Find the word "პირებისთვის" in the data. Return every line where it appears.
--- Start of Records provided ---
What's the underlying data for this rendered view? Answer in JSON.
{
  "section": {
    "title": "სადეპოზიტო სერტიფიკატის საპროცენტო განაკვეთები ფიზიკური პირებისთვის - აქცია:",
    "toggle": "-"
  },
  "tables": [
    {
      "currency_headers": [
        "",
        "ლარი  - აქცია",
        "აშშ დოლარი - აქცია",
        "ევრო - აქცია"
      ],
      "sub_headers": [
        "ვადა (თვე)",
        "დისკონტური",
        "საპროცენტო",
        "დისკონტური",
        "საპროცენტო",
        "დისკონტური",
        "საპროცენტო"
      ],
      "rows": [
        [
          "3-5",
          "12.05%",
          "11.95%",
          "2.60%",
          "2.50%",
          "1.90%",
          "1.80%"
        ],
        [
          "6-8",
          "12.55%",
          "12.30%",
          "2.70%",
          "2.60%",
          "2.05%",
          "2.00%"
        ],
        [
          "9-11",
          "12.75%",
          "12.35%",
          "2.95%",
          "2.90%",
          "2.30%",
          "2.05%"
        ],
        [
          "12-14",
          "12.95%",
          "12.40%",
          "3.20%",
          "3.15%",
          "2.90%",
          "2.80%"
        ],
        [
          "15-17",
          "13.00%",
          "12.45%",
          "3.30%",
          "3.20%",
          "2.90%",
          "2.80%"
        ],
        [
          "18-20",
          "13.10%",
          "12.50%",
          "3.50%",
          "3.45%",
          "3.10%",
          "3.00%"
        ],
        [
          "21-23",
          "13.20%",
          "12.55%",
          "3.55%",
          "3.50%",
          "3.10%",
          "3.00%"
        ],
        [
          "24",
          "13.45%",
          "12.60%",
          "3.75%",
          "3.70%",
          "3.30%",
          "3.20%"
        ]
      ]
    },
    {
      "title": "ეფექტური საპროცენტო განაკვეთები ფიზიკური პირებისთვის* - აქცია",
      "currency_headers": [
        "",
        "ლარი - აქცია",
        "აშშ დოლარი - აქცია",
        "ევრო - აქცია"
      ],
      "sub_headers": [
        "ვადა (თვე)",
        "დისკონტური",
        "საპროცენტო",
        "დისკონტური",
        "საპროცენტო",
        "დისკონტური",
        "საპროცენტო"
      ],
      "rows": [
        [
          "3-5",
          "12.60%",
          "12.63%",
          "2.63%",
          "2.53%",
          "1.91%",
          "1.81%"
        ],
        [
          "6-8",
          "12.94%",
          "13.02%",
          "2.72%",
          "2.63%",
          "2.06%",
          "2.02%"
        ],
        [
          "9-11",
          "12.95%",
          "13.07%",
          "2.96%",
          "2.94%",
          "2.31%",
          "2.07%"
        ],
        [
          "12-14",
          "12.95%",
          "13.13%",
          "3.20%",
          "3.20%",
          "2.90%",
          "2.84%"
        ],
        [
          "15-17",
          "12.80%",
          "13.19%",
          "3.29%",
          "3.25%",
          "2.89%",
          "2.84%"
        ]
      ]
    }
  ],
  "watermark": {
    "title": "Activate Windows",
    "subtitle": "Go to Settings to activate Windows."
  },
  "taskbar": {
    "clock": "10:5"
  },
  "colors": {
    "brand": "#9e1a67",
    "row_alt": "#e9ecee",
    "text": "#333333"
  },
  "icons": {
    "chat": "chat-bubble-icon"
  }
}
--- End of Records provided ---
**Correct answer**.
    "title": "სადეპოზიტო სერტიფიკატის საპროცენტო განაკვეთები ფიზიკური პირებისთვის - აქცია:",
      "title": "ეფექტური საპროცენტო განაკვეთები ფიზიკური პირებისთვის* - აქცია",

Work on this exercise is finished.